What needs to be done
Check each line of the data for "Gündem", and copy the ones that have it.
....................
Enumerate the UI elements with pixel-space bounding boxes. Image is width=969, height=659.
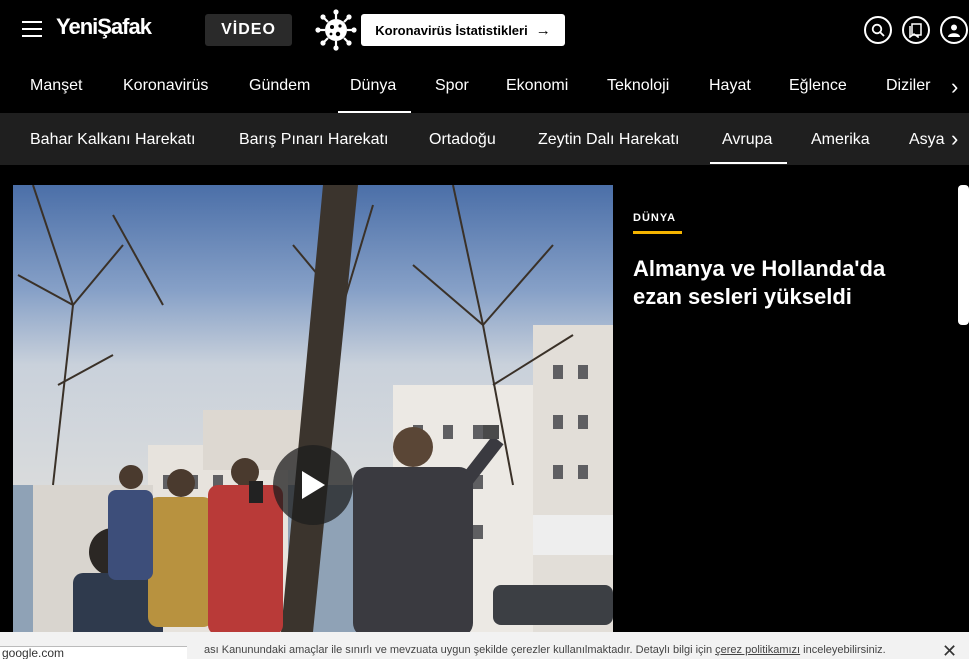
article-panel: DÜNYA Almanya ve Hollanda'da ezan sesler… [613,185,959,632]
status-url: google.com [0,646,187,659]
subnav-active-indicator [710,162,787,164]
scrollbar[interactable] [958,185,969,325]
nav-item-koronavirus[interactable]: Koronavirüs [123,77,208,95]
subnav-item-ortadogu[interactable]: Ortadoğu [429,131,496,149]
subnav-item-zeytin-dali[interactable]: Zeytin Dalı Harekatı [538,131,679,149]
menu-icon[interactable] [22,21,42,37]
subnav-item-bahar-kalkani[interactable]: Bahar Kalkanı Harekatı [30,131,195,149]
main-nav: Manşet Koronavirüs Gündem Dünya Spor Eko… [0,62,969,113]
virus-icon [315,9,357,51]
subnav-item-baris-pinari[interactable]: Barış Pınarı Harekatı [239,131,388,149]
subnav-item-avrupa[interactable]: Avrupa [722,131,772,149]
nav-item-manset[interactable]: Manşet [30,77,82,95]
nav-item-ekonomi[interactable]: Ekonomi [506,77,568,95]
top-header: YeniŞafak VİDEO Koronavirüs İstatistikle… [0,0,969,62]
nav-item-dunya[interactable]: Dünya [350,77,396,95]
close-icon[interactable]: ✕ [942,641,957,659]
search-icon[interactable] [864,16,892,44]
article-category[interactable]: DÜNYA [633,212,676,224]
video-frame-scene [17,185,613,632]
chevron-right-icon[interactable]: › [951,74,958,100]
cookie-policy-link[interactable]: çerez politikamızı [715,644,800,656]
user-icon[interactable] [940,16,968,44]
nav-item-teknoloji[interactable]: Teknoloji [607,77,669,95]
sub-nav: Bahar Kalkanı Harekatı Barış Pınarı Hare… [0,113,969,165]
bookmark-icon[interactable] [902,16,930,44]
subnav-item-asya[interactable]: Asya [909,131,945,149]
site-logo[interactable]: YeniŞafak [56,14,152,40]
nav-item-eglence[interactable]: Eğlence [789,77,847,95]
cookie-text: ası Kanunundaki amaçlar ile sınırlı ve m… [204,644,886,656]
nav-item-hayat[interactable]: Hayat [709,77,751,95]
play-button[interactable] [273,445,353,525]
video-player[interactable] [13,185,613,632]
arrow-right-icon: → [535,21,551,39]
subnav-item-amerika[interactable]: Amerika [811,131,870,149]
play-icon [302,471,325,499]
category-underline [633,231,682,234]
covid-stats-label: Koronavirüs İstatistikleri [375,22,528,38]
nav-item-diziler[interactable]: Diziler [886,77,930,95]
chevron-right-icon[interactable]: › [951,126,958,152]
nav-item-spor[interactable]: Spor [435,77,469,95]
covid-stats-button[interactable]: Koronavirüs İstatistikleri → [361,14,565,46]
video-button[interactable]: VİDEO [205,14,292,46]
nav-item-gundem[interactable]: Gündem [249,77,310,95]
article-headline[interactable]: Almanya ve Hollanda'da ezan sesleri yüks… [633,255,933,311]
....................
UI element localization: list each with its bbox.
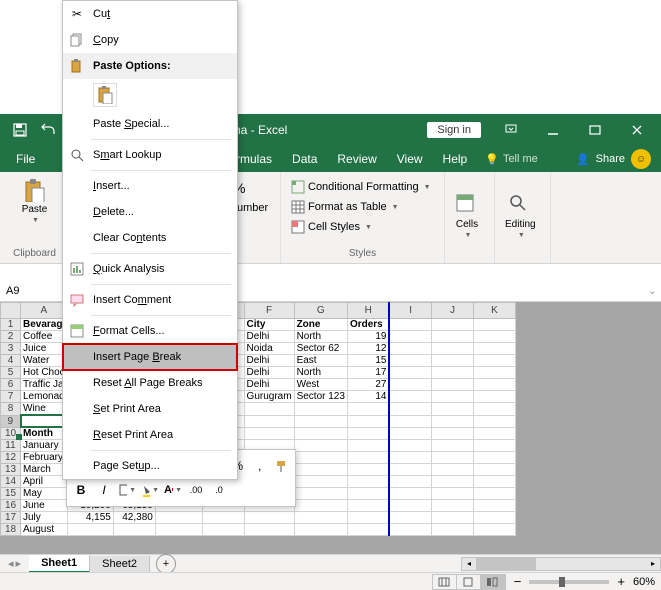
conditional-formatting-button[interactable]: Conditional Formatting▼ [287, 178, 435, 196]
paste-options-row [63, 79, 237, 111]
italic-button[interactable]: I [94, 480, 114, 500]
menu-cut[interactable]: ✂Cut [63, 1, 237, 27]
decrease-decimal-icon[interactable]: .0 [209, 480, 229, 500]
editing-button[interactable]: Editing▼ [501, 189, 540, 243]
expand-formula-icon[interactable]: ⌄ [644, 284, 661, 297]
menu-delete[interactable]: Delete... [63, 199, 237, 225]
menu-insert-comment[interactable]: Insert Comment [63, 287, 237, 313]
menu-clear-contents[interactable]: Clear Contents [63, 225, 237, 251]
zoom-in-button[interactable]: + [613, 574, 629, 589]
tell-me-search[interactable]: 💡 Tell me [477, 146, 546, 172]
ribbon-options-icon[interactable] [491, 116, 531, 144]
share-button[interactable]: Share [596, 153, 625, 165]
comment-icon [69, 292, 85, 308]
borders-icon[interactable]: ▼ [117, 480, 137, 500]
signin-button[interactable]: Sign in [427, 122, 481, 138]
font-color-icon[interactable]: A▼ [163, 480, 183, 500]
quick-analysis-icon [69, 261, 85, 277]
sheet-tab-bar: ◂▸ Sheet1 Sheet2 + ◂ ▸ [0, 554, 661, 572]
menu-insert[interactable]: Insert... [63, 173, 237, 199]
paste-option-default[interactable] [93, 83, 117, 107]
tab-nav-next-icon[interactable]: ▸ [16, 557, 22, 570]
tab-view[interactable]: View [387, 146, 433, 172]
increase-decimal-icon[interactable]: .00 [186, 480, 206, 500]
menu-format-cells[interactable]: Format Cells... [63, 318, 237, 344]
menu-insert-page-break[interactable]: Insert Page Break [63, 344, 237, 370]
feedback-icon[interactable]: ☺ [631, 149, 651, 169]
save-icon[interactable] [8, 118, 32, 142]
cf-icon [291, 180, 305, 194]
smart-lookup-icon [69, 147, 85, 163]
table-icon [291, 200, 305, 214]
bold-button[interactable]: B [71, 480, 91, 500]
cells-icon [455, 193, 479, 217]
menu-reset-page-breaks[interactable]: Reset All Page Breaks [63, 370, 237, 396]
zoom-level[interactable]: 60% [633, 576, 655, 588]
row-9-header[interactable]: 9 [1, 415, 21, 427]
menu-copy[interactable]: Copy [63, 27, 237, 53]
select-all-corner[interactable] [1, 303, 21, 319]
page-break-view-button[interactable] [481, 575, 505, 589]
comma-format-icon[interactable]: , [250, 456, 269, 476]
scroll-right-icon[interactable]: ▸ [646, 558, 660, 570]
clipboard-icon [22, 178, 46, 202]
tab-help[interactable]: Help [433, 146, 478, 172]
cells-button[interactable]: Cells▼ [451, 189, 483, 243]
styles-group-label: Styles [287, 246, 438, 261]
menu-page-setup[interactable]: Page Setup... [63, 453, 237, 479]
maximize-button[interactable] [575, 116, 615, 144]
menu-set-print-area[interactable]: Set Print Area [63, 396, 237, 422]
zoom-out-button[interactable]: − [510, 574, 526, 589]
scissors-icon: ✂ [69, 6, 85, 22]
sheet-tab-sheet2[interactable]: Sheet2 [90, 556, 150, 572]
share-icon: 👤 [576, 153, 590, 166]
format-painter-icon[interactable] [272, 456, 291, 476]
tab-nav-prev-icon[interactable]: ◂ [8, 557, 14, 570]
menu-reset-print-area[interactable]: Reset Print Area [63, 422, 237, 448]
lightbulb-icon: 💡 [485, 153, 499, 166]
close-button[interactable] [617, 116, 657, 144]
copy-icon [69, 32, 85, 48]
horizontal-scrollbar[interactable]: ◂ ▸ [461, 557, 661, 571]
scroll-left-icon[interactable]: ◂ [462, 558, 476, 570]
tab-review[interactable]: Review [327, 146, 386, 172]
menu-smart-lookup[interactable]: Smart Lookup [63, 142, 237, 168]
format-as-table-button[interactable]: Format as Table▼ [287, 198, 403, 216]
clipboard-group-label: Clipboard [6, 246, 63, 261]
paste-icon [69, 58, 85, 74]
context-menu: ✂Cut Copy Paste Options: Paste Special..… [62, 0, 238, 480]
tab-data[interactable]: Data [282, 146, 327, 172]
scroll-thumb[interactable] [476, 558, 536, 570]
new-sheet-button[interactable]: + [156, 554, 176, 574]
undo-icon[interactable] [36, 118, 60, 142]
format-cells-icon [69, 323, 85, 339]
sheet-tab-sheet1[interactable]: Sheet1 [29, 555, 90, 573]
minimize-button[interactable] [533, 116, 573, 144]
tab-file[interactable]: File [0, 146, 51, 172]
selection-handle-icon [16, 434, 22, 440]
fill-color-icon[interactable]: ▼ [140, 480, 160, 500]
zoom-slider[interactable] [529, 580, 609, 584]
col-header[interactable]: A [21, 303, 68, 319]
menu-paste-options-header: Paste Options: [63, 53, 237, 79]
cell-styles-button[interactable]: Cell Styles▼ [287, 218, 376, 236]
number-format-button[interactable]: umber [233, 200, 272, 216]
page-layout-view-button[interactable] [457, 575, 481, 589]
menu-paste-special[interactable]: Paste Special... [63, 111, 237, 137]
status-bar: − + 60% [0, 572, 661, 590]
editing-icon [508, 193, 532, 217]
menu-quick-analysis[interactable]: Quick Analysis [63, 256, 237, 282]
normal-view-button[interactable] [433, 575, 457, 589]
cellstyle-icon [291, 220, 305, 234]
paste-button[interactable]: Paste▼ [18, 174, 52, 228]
....................
Output of the exercise
main-nav: Manşet Koronavirüs Gündem Dünya Spor Eko… [0,62,969,113]
nav-item-gundem[interactable]: Gündem [249,77,310,95]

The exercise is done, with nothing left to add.